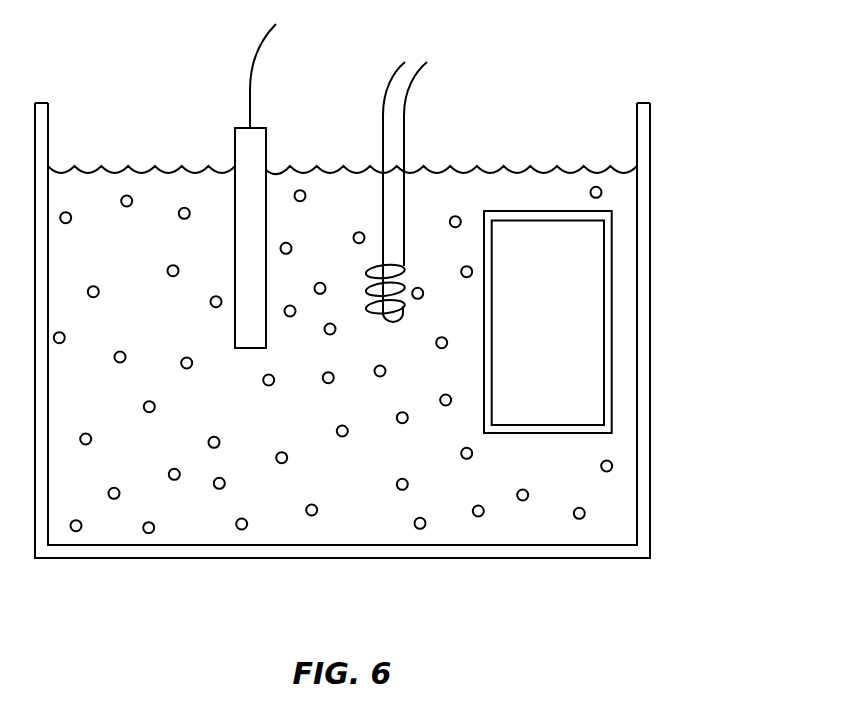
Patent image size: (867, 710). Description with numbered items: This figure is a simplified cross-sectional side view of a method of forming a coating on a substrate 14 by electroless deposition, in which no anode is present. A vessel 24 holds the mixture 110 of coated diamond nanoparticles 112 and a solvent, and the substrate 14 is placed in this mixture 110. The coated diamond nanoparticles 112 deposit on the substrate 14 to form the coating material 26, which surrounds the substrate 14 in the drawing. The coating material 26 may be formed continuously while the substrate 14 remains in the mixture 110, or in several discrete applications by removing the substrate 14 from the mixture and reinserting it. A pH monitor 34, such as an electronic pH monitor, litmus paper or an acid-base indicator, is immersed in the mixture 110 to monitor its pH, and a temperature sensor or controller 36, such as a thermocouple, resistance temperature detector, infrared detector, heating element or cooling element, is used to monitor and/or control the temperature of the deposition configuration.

The tank 24 is at (643, 137).
The mixture 110 is at (182, 521).
The coated diamond nanoparticles 112 is at (612, 464).
The pH monitor 34 is at (236, 148).
The temperature sensor or controller 36 is at (405, 158).
The coating material 26 is at (612, 408).
The substrate 14 is at (577, 344).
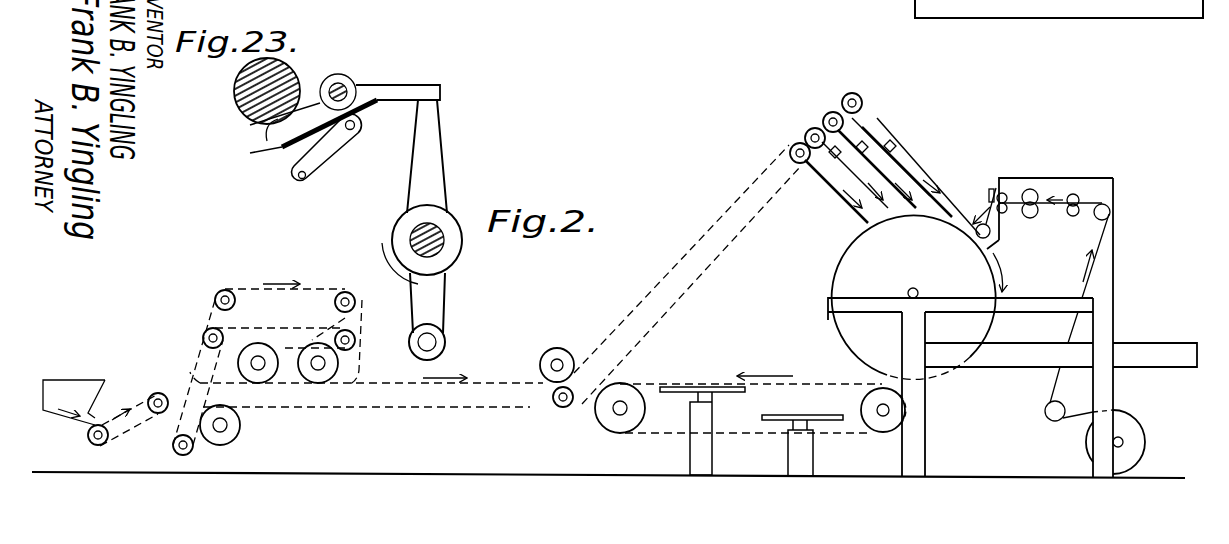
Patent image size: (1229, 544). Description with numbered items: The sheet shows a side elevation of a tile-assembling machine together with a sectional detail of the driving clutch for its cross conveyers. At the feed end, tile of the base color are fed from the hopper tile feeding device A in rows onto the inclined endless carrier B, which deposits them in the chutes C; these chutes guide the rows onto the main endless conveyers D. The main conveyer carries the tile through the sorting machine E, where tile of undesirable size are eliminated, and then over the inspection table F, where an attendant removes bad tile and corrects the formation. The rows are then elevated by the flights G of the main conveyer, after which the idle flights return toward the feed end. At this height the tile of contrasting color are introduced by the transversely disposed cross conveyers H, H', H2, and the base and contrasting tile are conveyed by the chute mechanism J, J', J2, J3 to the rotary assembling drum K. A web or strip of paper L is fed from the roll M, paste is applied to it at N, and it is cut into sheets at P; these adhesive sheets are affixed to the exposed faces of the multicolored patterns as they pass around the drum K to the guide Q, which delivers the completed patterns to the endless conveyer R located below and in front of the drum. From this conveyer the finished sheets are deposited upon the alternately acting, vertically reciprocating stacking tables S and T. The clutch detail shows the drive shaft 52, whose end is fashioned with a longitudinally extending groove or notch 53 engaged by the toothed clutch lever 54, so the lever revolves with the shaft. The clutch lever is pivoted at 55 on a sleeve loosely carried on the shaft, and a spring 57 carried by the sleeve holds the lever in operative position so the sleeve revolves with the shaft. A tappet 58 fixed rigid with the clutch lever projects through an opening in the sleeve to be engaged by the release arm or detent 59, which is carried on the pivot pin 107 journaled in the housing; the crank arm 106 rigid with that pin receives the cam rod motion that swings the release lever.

In FIG. 23, the drive shaft 52 is at (236, 88).
In FIG. 23, the groove or notch 53 is at (260, 130).
In FIG. 23, the toothed clutch lever 54 is at (268, 143).
In FIG. 23, the pivot 55 is at (343, 85).
In FIG. 23, the spring 57 is at (330, 146).
In FIG. 23, the tappet 58 is at (422, 71).
In FIG. 23, the release arm or detent 59 is at (441, 120).
In FIG. 23, the crank arm 106 is at (353, 227).
In FIG. 23, the pivot pin 107 is at (420, 232).
In FIG. 2, the hopper tile feeding device A is at (65, 386).
In FIG. 2, the inclined endless carrier B is at (134, 406).
In FIG. 2, the chutes C is at (175, 418).
In FIG. 2, the main endless conveyers D is at (193, 383).
In FIG. 2, the sorting machine E is at (281, 349).
In FIG. 2, the inspection table F is at (382, 377).
In FIG. 2, the flights of the main conveyer G is at (725, 202).
In FIG. 2, the cross conveyer H is at (882, 151).
In FIG. 2, the cross conveyer H' is at (891, 135).
In FIG. 2, the cross conveyer H2 is at (823, 132).
In FIG. 2, the chute mechanism J is at (842, 203).
In FIG. 2, the chute mechanism J' is at (819, 196).
In FIG. 2, the chute mechanism J2 is at (888, 168).
In FIG. 2, the chute mechanism J3 is at (905, 170).
In FIG. 2, the rotary assembling drum K is at (837, 280).
In FIG. 2, the web or strip of paper L is at (1047, 382).
In FIG. 2, the roll M is at (1135, 421).
In FIG. 2, the paste applying station N is at (1004, 197).
In FIG. 2, the cutting station P is at (990, 186).
In FIG. 2, the guide Q is at (932, 378).
In FIG. 2, the endless conveyer R is at (820, 366).
In FIG. 2, the stacking table S is at (689, 386).
In FIG. 2, the stacking table T is at (797, 417).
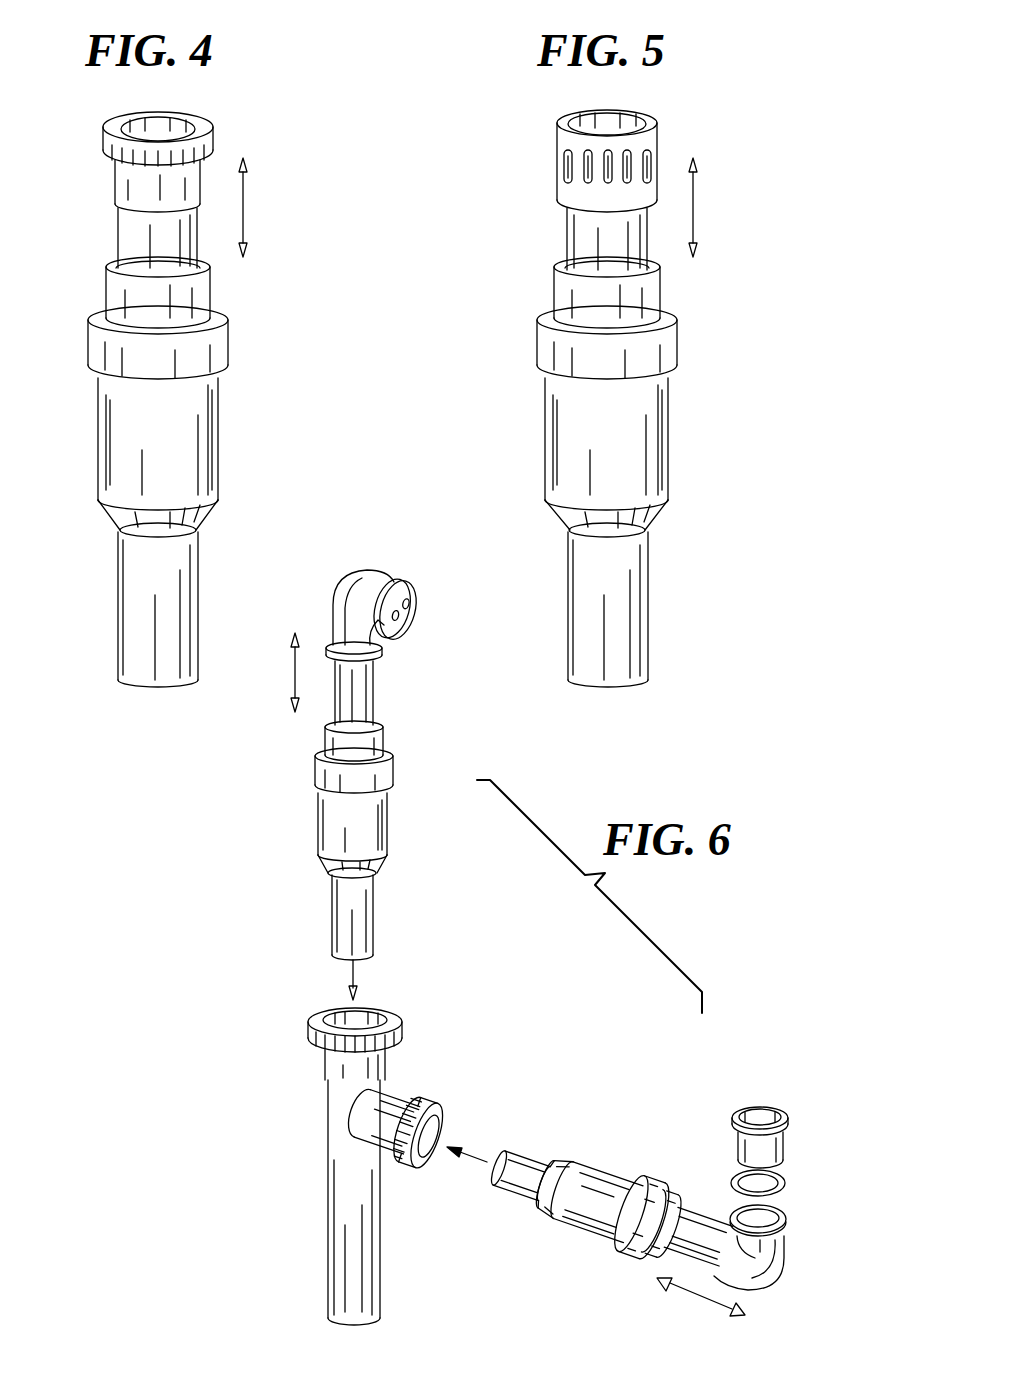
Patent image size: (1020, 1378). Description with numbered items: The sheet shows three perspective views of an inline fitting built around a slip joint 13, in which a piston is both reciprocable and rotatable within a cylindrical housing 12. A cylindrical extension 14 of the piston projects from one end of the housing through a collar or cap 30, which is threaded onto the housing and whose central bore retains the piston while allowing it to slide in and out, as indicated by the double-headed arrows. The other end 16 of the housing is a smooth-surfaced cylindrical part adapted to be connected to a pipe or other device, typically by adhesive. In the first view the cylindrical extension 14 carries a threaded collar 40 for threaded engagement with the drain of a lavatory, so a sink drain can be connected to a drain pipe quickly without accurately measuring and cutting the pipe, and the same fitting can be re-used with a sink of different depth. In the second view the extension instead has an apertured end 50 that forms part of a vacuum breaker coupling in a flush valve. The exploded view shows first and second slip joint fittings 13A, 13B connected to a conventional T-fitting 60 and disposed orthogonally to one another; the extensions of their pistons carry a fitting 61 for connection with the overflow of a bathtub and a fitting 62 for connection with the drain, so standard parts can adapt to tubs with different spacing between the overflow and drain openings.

In FIG. 4, the cylindrical housing 12 is at (200, 438).
In FIG. 4, the slip joint 13 is at (78, 432).
In FIG. 5, the slip joint 13 is at (506, 428).
In FIG. 6, the first slip joint fitting 13A is at (627, 1164).
In FIG. 6, the second slip joint fitting 13B is at (302, 836).
In FIG. 4, the cylindrical extension 14 is at (116, 228).
In FIG. 5, the cylindrical extension 14 is at (588, 246).
In FIG. 4, the other end of the housing 16 is at (130, 594).
In FIG. 4, the collar or cap 30 is at (222, 334).
In FIG. 4, the threaded collar 40 is at (102, 140).
In FIG. 5, the apertured end 50 is at (560, 143).
In FIG. 6, the T-fitting 60 is at (305, 1164).
In FIG. 6, the fitting 61 is at (404, 622).
In FIG. 6, the fitting 62 is at (792, 1148).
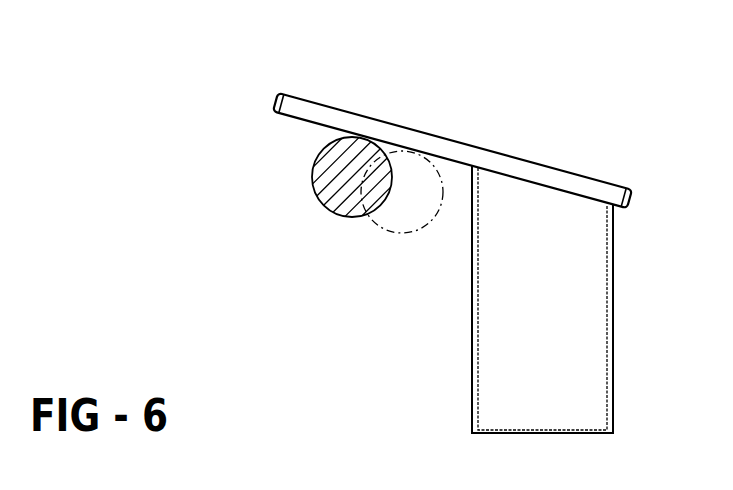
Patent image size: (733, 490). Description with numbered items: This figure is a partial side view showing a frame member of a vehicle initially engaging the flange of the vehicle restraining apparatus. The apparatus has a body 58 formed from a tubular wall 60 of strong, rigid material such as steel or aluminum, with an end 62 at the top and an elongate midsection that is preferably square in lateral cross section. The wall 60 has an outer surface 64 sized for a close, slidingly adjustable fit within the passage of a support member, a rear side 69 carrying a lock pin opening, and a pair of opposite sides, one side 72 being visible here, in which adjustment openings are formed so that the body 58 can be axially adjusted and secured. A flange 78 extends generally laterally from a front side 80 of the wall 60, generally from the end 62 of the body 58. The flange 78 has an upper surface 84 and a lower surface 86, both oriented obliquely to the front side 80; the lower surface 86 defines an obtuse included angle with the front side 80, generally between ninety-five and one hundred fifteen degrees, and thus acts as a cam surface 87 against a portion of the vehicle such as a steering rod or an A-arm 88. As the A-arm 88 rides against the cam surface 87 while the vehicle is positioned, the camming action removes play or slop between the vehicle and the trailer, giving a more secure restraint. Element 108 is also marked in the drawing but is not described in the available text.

The body 58 is at (613, 364).
The tubular wall 60 is at (585, 417).
The end 62 is at (548, 186).
The outer surface 64 is at (472, 315).
The rear side 69 is at (613, 286).
The side 72 is at (503, 380).
The flange 78 is at (360, 110).
The front side 80 is at (472, 294).
The upper surface 84 is at (307, 97).
The lower surface 86 is at (275, 117).
The cam surface 87 is at (295, 124).
The A-arm 88 is at (313, 185).
The cover end portion 108 is at (275, 95).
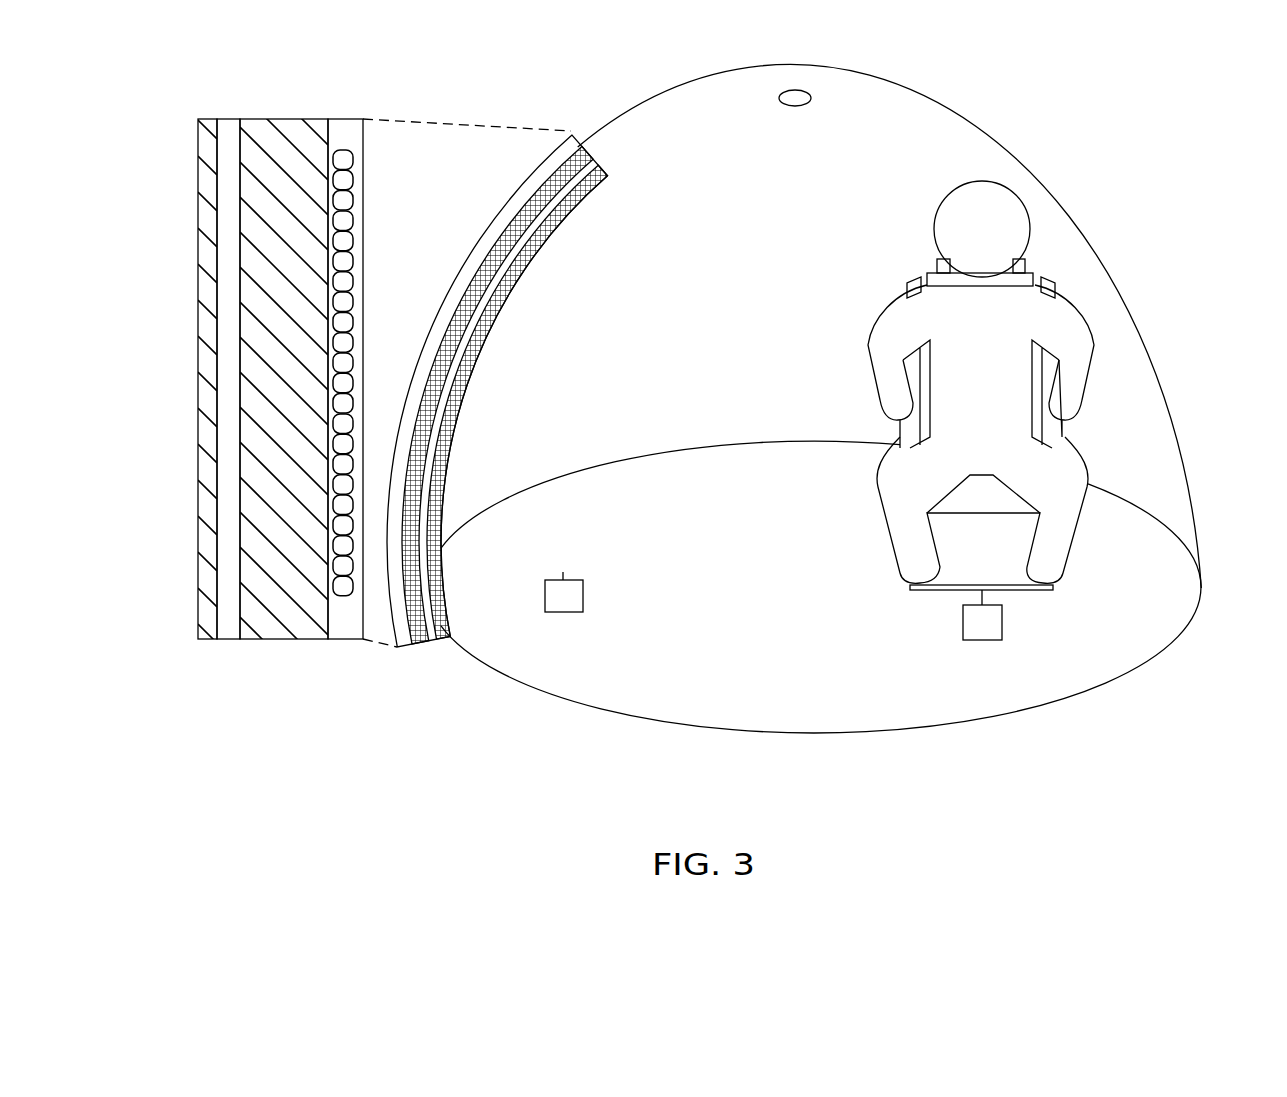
----------
GOAL: Put the lines from the start of the rows through the line that contains "The substrate 14 is at (577, 344)." into a JSON list of strings, with one string per line. Skip blank lines and leave the pictures out.

FULL ANSWER:
[
  "Patent image size: (867, 710). Description with numbered items: This figure is a simplified cross-sectional side view of a method of forming a coating on a substrate 14 by electroless deposition, in which no anode is present. A vessel 24 holds the mixture 110 of coated diamond nanoparticles 112 and a solvent, and the substrate 14 is placed in this mixture 110. The coated diamond nanoparticles 112 deposit on the substrate 14 to form the coating material 26, which surrounds the substrate 14 in the drawing. The coating material 26 may be formed continuously while the substrate 14 remains in the mixture 110, or in several discrete applications by removing the substrate 14 from the mixture and reinserting it. A pH monitor 34, such as an electronic pH monitor, litmus paper or an acid-base indicator, is immersed in the mixture 110 to monitor its pH, and a temperature sensor or controller 36, such as a thermocouple, resistance temperature detector, infrared detector, heating element or cooling element, is used to monitor and/or control the temperature of the deposition configuration.",
  "The tank 24 is at (643, 137).",
  "The mixture 110 is at (182, 521).",
  "The coated diamond nanoparticles 112 is at (612, 464).",
  "The pH monitor 34 is at (236, 148).",
  "The temperature sensor or controller 36 is at (405, 158).",
  "The coating material 26 is at (612, 408).",
  "The substrate 14 is at (577, 344)."
]